╔══

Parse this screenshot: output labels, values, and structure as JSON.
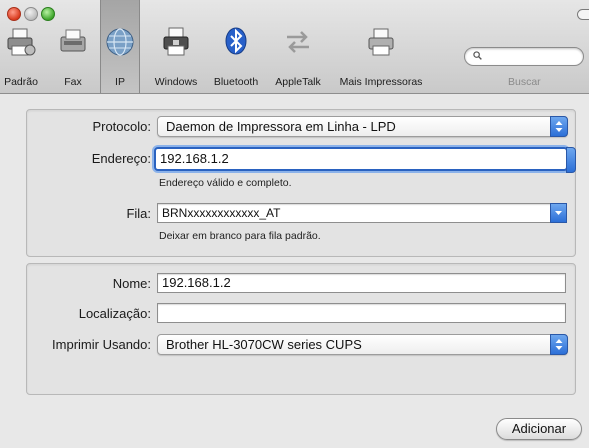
{
  "toolbar": {
    "items": [
      {
        "label": "Padrão",
        "icon": "printer-default-icon"
      },
      {
        "label": "Fax",
        "icon": "fax-icon"
      },
      {
        "label": "IP",
        "icon": "globe-icon"
      },
      {
        "label": "Windows",
        "icon": "windows-printer-icon"
      },
      {
        "label": "Bluetooth",
        "icon": "bluetooth-icon"
      },
      {
        "label": "AppleTalk",
        "icon": "appletalk-icon"
      },
      {
        "label": "Mais Impressoras",
        "icon": "more-printers-icon"
      }
    ],
    "selected": "IP",
    "search": {
      "label": "Buscar",
      "value": ""
    }
  },
  "connection": {
    "protocol_label": "Protocolo:",
    "protocol_value": "Daemon de Impressora em Linha - LPD",
    "address_label": "Endereço:",
    "address_value": "192.168.1.2",
    "address_hint": "Endereço válido e completo.",
    "queue_label": "Fila:",
    "queue_value": "BRNxxxxxxxxxxxx_AT",
    "queue_hint": "Deixar em branco para fila padrão."
  },
  "printer": {
    "name_label": "Nome:",
    "name_value": "192.168.1.2",
    "location_label": "Localização:",
    "location_value": "",
    "driver_label": "Imprimir Usando:",
    "driver_value": "Brother HL-3070CW series CUPS"
  },
  "actions": {
    "add_label": "Adicionar"
  },
  "colors": {
    "accent": "#2c6fd7",
    "focus_ring": "#2a62c0"
  }
}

╚══

(TASK BRIEF)
Make an exact copy of all the material, but keep the pictures out of it.

(ANSWER IN FULL)
Parse this screenshot: output labels, values, and structure as JSON.
{
  "toolbar": {
    "items": [
      {
        "label": "Padrão",
        "icon": "printer-default-icon"
      },
      {
        "label": "Fax",
        "icon": "fax-icon"
      },
      {
        "label": "IP",
        "icon": "globe-icon"
      },
      {
        "label": "Windows",
        "icon": "windows-printer-icon"
      },
      {
        "label": "Bluetooth",
        "icon": "bluetooth-icon"
      },
      {
        "label": "AppleTalk",
        "icon": "appletalk-icon"
      },
      {
        "label": "Mais Impressoras",
        "icon": "more-printers-icon"
      }
    ],
    "selected": "IP",
    "search": {
      "label": "Buscar",
      "value": ""
    }
  },
  "connection": {
    "protocol_label": "Protocolo:",
    "protocol_value": "Daemon de Impressora em Linha - LPD",
    "address_label": "Endereço:",
    "address_value": "192.168.1.2",
    "address_hint": "Endereço válido e completo.",
    "queue_label": "Fila:",
    "queue_value": "BRNxxxxxxxxxxxx_AT",
    "queue_hint": "Deixar em branco para fila padrão."
  },
  "printer": {
    "name_label": "Nome:",
    "name_value": "192.168.1.2",
    "location_label": "Localização:",
    "location_value": "",
    "driver_label": "Imprimir Usando:",
    "driver_value": "Brother HL-3070CW series CUPS"
  },
  "actions": {
    "add_label": "Adicionar"
  },
  "colors": {
    "accent": "#2c6fd7",
    "focus_ring": "#2a62c0"
  }
}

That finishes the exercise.